Challenge
Read the records below and copy each line that contains "SRMTID".

Figure data in JSON
** Begin **

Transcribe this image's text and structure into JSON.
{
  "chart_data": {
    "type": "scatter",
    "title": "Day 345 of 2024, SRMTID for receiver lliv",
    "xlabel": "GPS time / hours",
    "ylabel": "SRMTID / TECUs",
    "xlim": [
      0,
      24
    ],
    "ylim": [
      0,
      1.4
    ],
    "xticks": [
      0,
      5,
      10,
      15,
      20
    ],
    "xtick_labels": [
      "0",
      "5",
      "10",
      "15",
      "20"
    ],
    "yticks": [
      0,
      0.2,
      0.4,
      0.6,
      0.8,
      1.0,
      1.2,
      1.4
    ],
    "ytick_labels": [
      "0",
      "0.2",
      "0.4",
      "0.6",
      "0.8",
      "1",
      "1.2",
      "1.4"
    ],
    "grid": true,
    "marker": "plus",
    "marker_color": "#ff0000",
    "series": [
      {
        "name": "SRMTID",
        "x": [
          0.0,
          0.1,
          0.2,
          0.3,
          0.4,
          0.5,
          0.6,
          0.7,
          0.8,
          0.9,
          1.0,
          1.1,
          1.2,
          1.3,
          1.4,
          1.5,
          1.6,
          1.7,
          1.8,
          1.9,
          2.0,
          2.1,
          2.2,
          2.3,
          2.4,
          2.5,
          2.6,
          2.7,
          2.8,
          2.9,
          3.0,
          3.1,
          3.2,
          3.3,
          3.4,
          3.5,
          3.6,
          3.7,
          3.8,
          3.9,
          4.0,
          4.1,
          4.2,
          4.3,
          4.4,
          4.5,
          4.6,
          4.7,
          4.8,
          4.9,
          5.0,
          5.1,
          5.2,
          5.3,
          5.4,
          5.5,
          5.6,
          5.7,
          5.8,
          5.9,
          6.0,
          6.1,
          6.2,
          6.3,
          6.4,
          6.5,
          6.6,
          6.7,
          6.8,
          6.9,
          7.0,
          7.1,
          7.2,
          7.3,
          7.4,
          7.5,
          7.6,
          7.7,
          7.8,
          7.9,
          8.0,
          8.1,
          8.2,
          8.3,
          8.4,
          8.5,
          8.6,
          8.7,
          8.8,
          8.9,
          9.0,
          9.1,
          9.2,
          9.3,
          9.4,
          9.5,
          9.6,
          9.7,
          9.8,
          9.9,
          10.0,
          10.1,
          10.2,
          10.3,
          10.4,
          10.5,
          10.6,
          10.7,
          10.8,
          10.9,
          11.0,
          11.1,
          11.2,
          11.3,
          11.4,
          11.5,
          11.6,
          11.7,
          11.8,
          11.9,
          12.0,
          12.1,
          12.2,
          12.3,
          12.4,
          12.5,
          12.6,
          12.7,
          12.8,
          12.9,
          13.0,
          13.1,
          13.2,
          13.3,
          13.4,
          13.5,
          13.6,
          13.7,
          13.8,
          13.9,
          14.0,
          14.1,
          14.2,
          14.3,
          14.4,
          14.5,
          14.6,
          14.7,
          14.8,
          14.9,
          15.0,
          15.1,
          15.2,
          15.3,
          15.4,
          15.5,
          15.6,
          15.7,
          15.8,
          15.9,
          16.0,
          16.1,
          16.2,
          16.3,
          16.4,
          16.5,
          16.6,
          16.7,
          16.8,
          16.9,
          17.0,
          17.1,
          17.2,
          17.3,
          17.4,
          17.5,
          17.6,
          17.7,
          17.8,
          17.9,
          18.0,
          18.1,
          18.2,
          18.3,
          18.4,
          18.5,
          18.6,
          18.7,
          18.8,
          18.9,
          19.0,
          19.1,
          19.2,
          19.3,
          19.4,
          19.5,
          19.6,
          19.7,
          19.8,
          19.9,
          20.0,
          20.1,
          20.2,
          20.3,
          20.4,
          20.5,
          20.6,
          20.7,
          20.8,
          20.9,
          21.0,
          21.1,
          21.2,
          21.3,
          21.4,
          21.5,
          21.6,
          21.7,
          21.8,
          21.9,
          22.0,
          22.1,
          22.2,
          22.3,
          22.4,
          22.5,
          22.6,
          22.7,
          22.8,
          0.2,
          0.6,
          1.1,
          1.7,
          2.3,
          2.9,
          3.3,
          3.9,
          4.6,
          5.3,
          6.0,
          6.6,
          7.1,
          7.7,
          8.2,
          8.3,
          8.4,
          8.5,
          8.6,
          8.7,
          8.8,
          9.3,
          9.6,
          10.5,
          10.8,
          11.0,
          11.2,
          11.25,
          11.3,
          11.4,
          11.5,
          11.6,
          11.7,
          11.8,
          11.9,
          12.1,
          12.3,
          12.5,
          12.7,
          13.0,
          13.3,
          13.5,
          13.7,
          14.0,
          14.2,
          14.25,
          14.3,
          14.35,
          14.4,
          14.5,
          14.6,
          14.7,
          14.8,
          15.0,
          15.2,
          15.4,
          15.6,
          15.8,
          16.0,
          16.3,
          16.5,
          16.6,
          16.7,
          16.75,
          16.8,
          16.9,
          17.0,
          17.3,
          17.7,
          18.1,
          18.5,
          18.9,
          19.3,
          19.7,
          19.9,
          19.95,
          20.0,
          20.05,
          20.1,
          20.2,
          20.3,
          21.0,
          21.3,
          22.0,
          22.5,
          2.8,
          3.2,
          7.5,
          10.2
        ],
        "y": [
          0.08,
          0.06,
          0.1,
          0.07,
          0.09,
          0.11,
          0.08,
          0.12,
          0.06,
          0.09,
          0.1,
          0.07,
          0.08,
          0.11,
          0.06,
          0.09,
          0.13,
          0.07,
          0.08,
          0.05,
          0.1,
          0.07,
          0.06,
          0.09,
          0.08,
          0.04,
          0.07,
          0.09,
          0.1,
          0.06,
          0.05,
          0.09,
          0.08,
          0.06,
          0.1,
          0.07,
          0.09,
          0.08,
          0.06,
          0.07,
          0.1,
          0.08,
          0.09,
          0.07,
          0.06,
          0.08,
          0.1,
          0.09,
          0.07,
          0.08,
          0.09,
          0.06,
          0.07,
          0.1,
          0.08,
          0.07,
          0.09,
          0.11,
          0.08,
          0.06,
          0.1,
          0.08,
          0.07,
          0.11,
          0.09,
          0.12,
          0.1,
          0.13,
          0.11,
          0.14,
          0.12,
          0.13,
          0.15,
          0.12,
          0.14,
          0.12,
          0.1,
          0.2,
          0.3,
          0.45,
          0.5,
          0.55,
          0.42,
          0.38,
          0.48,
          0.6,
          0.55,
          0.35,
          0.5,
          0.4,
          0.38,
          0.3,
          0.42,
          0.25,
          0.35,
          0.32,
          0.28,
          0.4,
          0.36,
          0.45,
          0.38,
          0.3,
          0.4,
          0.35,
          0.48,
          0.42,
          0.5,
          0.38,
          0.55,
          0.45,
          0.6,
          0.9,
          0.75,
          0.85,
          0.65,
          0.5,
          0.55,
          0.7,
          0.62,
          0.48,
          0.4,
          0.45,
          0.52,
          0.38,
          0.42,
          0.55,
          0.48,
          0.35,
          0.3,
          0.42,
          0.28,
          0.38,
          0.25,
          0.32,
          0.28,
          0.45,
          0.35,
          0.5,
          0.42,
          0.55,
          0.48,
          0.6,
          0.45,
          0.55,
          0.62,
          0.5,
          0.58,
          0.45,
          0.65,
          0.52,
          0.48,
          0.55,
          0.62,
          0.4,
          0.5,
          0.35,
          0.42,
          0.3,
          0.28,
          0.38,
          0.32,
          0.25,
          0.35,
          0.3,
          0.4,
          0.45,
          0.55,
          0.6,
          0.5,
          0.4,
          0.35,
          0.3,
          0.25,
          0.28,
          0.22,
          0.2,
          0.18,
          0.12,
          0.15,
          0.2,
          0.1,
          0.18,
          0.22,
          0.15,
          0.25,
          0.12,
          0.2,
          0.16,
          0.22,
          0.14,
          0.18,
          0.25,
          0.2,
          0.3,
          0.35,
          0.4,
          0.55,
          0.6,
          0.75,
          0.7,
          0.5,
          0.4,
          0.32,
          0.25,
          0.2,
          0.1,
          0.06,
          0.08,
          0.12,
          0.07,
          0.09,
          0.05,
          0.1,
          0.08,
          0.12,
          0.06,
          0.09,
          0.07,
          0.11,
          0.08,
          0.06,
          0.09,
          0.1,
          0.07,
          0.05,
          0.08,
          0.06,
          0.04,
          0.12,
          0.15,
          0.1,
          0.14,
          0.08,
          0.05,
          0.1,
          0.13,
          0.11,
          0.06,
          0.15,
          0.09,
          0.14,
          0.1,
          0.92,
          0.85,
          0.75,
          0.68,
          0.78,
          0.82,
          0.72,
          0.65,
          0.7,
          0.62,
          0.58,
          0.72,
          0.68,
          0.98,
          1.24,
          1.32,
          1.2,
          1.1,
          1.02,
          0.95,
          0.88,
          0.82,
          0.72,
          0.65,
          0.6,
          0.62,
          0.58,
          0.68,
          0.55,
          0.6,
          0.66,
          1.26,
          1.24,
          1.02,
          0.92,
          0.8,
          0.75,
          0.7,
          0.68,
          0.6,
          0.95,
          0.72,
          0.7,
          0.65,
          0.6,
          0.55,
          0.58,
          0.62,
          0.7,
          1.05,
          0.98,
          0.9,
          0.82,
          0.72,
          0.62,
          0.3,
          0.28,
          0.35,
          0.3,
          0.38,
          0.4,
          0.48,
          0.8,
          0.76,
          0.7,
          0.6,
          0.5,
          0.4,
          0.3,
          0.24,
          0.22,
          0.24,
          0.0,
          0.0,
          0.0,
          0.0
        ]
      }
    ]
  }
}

** End **

Answer to this problem
    "title": "Day 345 of 2024, SRMTID for receiver lliv",
    "ylabel": "SRMTID / TECUs",
        "name": "SRMTID",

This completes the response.